> [Source data]
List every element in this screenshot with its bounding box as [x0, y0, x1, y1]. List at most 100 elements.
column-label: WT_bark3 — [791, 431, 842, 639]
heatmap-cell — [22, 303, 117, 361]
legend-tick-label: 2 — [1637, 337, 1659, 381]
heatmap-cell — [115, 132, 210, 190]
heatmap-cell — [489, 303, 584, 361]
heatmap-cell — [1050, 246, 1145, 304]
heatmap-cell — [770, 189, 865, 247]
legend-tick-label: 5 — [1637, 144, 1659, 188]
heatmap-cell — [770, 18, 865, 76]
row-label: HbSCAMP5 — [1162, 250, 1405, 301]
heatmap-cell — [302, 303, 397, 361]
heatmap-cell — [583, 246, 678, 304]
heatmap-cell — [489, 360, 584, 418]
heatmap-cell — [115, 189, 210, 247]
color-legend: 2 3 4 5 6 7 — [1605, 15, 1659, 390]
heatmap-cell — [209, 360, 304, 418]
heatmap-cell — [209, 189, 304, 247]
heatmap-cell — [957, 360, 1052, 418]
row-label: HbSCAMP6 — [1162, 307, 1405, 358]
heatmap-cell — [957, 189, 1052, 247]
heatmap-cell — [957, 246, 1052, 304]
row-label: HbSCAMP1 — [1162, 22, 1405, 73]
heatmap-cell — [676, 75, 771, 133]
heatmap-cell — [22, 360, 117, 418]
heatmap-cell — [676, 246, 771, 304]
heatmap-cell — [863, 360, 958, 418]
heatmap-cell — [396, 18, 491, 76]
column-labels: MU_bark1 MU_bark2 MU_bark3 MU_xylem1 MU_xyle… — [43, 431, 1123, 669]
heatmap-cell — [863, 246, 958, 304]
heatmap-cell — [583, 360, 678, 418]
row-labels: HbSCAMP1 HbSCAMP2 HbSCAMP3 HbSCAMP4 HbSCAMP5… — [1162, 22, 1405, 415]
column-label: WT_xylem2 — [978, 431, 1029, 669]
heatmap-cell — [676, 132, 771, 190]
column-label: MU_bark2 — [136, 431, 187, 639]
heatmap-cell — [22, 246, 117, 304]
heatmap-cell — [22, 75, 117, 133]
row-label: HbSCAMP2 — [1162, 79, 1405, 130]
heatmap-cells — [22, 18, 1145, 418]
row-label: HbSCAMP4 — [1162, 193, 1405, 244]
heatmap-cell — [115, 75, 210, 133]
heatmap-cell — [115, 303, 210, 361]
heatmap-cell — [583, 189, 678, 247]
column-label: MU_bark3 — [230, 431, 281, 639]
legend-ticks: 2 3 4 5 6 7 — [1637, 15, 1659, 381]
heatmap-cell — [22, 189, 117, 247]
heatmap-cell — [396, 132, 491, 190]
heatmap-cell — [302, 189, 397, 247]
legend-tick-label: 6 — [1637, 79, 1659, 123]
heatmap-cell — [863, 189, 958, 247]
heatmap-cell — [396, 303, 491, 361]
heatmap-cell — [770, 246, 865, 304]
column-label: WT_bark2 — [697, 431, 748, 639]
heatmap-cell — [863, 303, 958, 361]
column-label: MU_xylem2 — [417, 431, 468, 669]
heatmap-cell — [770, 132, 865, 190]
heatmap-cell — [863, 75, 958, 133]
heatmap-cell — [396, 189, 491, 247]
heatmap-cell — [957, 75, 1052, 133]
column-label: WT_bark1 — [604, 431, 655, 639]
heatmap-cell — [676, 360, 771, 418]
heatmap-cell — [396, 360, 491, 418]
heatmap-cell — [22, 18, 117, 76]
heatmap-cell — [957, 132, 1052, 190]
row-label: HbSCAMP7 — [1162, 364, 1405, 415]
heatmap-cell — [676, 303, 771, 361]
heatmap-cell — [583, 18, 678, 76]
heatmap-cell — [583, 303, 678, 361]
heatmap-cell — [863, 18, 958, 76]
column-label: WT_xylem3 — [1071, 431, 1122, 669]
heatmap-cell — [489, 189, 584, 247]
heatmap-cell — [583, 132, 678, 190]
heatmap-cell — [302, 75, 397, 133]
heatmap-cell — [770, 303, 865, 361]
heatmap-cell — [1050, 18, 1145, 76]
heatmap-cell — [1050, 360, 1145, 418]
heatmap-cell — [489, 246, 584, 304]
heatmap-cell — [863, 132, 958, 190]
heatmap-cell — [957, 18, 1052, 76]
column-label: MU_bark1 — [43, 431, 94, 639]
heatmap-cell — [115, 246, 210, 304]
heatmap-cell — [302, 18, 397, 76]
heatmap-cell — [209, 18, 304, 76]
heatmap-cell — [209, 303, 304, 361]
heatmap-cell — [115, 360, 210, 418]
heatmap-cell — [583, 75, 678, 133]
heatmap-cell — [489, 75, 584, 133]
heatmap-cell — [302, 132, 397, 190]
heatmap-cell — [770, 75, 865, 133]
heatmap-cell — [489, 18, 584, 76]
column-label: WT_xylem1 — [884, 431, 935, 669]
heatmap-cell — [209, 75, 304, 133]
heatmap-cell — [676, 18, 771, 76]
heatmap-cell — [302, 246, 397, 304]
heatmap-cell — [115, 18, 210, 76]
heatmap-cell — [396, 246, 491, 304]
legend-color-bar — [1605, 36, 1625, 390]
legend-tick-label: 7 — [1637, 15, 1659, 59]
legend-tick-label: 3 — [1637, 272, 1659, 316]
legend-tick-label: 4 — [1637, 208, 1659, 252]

> [Work to be completed] Rewrite each of the rows above as an item in a numbered list, omitting any blank lines.

> [In response]
1. List every element in this screenshot with its bounding box as [x0, y0, x1, y1]. List at most 100 elements.
2. column-label: WT_bark3 — [791, 431, 842, 639]
3. heatmap-cell — [22, 303, 117, 361]
4. legend-tick-label: 2 — [1637, 337, 1659, 381]
5. heatmap-cell — [115, 132, 210, 190]
6. heatmap-cell — [489, 303, 584, 361]
7. heatmap-cell — [1050, 246, 1145, 304]
8. heatmap-cell — [770, 189, 865, 247]
9. legend-tick-label: 5 — [1637, 144, 1659, 188]
10. heatmap-cell — [770, 18, 865, 76]
11. row-label: HbSCAMP5 — [1162, 250, 1405, 301]
12. heatmap-cell — [302, 303, 397, 361]
13. heatmap-cell — [583, 246, 678, 304]
14. heatmap-cell — [489, 360, 584, 418]
15. heatmap-cell — [115, 189, 210, 247]
16. color-legend: 2 3 4 5 6 7 — [1605, 15, 1659, 390]
17. heatmap-cell — [209, 360, 304, 418]
18. heatmap-cell — [209, 189, 304, 247]
19. heatmap-cell — [957, 360, 1052, 418]
20. row-label: HbSCAMP6 — [1162, 307, 1405, 358]
21. heatmap-cell — [957, 189, 1052, 247]
22. heatmap-cell — [957, 246, 1052, 304]
23. row-label: HbSCAMP1 — [1162, 22, 1405, 73]
24. heatmap-cell — [676, 75, 771, 133]
25. heatmap-cell — [22, 360, 117, 418]
26. heatmap-cell — [676, 246, 771, 304]
27. heatmap-cell — [863, 360, 958, 418]
28. heatmap-cell — [396, 18, 491, 76]
29. column-labels: MU_bark1 MU_bark2 MU_bark3 MU_xylem1 MU_xyle… — [43, 431, 1123, 669]
30. heatmap-cell — [863, 246, 958, 304]
31. heatmap-cell — [583, 360, 678, 418]
32. row-labels: HbSCAMP1 HbSCAMP2 HbSCAMP3 HbSCAMP4 HbSCAMP5… — [1162, 22, 1405, 415]
33. column-label: WT_xylem2 — [978, 431, 1029, 669]
34. heatmap-cell — [676, 132, 771, 190]
35. column-label: MU_bark2 — [136, 431, 187, 639]
36. heatmap-cell — [22, 246, 117, 304]
37. heatmap-cell — [22, 75, 117, 133]
38. row-label: HbSCAMP2 — [1162, 79, 1405, 130]
39. heatmap-cells — [22, 18, 1145, 418]
40. row-label: HbSCAMP4 — [1162, 193, 1405, 244]
41. heatmap-cell — [115, 75, 210, 133]
42. heatmap-cell — [115, 303, 210, 361]
43. heatmap-cell — [583, 189, 678, 247]
44. column-label: MU_bark3 — [230, 431, 281, 639]
45. legend-ticks: 2 3 4 5 6 7 — [1637, 15, 1659, 381]
46. heatmap-cell — [22, 189, 117, 247]
47. heatmap-cell — [396, 132, 491, 190]
48. heatmap-cell — [302, 189, 397, 247]
49. legend-tick-label: 6 — [1637, 79, 1659, 123]
50. heatmap-cell — [863, 189, 958, 247]
51. heatmap-cell — [396, 303, 491, 361]
52. heatmap-cell — [770, 246, 865, 304]
53. column-label: WT_bark2 — [697, 431, 748, 639]
54. heatmap-cell — [863, 303, 958, 361]
55. column-label: MU_xylem2 — [417, 431, 468, 669]
56. heatmap-cell — [770, 132, 865, 190]
57. heatmap-cell — [863, 75, 958, 133]
58. heatmap-cell — [396, 189, 491, 247]
59. heatmap-cell — [957, 75, 1052, 133]
60. column-label: WT_bark1 — [604, 431, 655, 639]
61. heatmap-cell — [676, 360, 771, 418]
62. heatmap-cell — [396, 360, 491, 418]
63. heatmap-cell — [22, 18, 117, 76]
64. heatmap-cell — [957, 132, 1052, 190]
65. row-label: HbSCAMP7 — [1162, 364, 1405, 415]
66. heatmap-cell — [676, 303, 771, 361]
67. heatmap-cell — [583, 18, 678, 76]
68. heatmap-cell — [583, 303, 678, 361]
69. heatmap-cell — [863, 18, 958, 76]
70. column-label: WT_xylem3 — [1071, 431, 1122, 669]
71. heatmap-cell — [489, 189, 584, 247]
72. heatmap-cell — [583, 132, 678, 190]
73. heatmap-cell — [302, 75, 397, 133]
74. heatmap-cell — [770, 303, 865, 361]
75. heatmap-cell — [1050, 18, 1145, 76]
76. heatmap-cell — [1050, 360, 1145, 418]
77. heatmap-cell — [489, 246, 584, 304]
78. heatmap-cell — [863, 132, 958, 190]
79. heatmap-cell — [957, 18, 1052, 76]
80. column-label: MU_bark1 — [43, 431, 94, 639]
81. heatmap-cell — [115, 246, 210, 304]
82. heatmap-cell — [302, 18, 397, 76]
83. heatmap-cell — [209, 18, 304, 76]
84. heatmap-cell — [209, 303, 304, 361]
85. heatmap-cell — [115, 360, 210, 418]
86. heatmap-cell — [583, 75, 678, 133]
87. heatmap-cell — [489, 75, 584, 133]
88. heatmap-cell — [302, 132, 397, 190]
89. heatmap-cell — [770, 75, 865, 133]
90. heatmap-cell — [489, 18, 584, 76]
91. column-label: WT_xylem1 — [884, 431, 935, 669]
92. heatmap-cell — [209, 75, 304, 133]
93. heatmap-cell — [676, 18, 771, 76]
94. heatmap-cell — [302, 246, 397, 304]
95. heatmap-cell — [115, 18, 210, 76]
96. heatmap-cell — [396, 246, 491, 304]
97. legend-color-bar — [1605, 36, 1625, 390]
98. legend-tick-label: 7 — [1637, 15, 1659, 59]
99. legend-tick-label: 3 — [1637, 272, 1659, 316]
100. legend-tick-label: 4 — [1637, 208, 1659, 252]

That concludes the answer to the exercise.